**STATED EXERCISE:**
Omit every picture while repeating the entries exactly.

**Stored records:**

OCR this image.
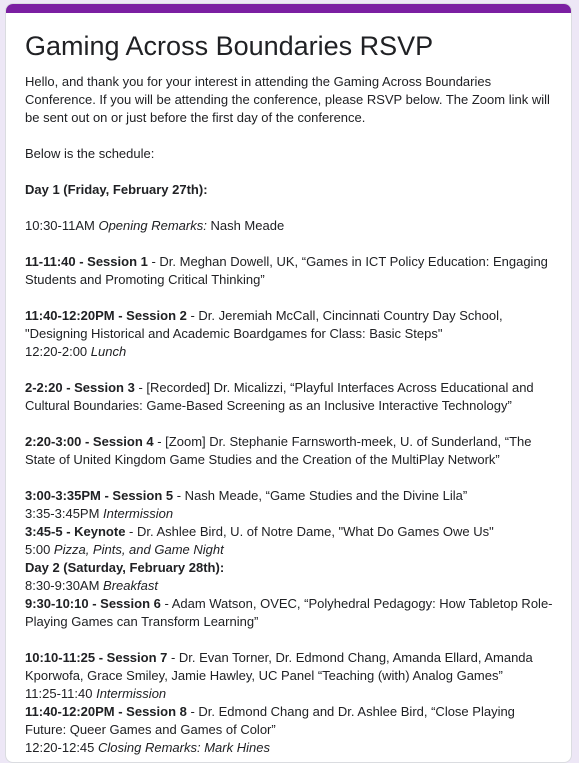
Gaming Across Boundaries RSVP

Hello, and thank you for your interest in attending the Gaming Across Boundaries Conference. If you will be attending the conference, please RSVP below. The Zoom link will be sent out on or just before the first day of the conference.

Below is the schedule:

Day 1 (Friday, February 27th):

10:30-11AM Opening Remarks: Nash Meade

11-11:40 - Session 1 - Dr. Meghan Dowell, UK, “Games in ICT Policy Education: Engaging Students and Promoting Critical Thinking”

11:40-12:20PM - Session 2 - Dr. Jeremiah McCall, Cincinnati Country Day School, "Designing Historical and Academic Boardgames for Class: Basic Steps"

12:20-2:00 Lunch

2-2:20 - Session 3 - [Recorded] Dr. Micalizzi, “Playful Interfaces Across Educational and Cultural Boundaries: Game-Based Screening as an Inclusive Interactive Technology”

2:20-3:00 - Session 4 - [Zoom] Dr. Stephanie Farnsworth-meek, U. of Sunderland, “The State of United Kingdom Game Studies and the Creation of the MultiPlay Network”

3:00-3:35PM - Session 5 - Nash Meade, “Game Studies and the Divine Lila”

3:35-3:45PM Intermission

3:45-5 - Keynote - Dr. Ashlee Bird, U. of Notre Dame, "What Do Games Owe Us"

5:00 Pizza, Pints, and Game Night

Day 2 (Saturday, February 28th):

8:30-9:30AM Breakfast

9:30-10:10 - Session 6 - Adam Watson, OVEC, “Polyhedral Pedagogy: How Tabletop Role-Playing Games can Transform Learning”

10:10-11:25 - Session 7 - Dr. Evan Torner, Dr. Edmond Chang, Amanda Ellard, Amanda Kporwofa, Grace Smiley, Jamie Hawley, UC Panel “Teaching (with) Analog Games”

11:25-11:40 Intermission

11:40-12:20PM - Session 8 - Dr. Edmond Chang and Dr. Ashlee Bird, “Close Playing Future: Queer Games and Games of Color”

12:20-12:45 Closing Remarks: Mark Hines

**WRITTEN RESPONSE:**
OCR this image.
Gaming Across Boundaries RSVP

Hello, and thank you for your interest in attending the Gaming Across Boundaries Conference. If you will be attending the conference, please RSVP below. The Zoom link will be sent out on or just before the first day of the conference.

Below is the schedule:

Day 1 (Friday, February 27th):

10:30-11AM Opening Remarks: Nash Meade

11-11:40 - Session 1 - Dr. Meghan Dowell, UK, “Games in ICT Policy Education: Engaging Students and Promoting Critical Thinking”

11:40-12:20PM - Session 2 - Dr. Jeremiah McCall, Cincinnati Country Day School, "Designing Historical and Academic Boardgames for Class: Basic Steps"

12:20-2:00 Lunch

2-2:20 - Session 3 - [Recorded] Dr. Micalizzi, “Playful Interfaces Across Educational and Cultural Boundaries: Game-Based Screening as an Inclusive Interactive Technology”

2:20-3:00 - Session 4 - [Zoom] Dr. Stephanie Farnsworth-meek, U. of Sunderland, “The State of United Kingdom Game Studies and the Creation of the MultiPlay Network”

3:00-3:35PM - Session 5 - Nash Meade, “Game Studies and the Divine Lila”

3:35-3:45PM Intermission

3:45-5 - Keynote - Dr. Ashlee Bird, U. of Notre Dame, "What Do Games Owe Us"

5:00 Pizza, Pints, and Game Night

Day 2 (Saturday, February 28th):

8:30-9:30AM Breakfast

9:30-10:10 - Session 6 - Adam Watson, OVEC, “Polyhedral Pedagogy: How Tabletop Role-Playing Games can Transform Learning”

10:10-11:25 - Session 7 - Dr. Evan Torner, Dr. Edmond Chang, Amanda Ellard, Amanda Kporwofa, Grace Smiley, Jamie Hawley, UC Panel “Teaching (with) Analog Games”

11:25-11:40 Intermission

11:40-12:20PM - Session 8 - Dr. Edmond Chang and Dr. Ashlee Bird, “Close Playing Future: Queer Games and Games of Color”

12:20-12:45 Closing Remarks: Mark Hines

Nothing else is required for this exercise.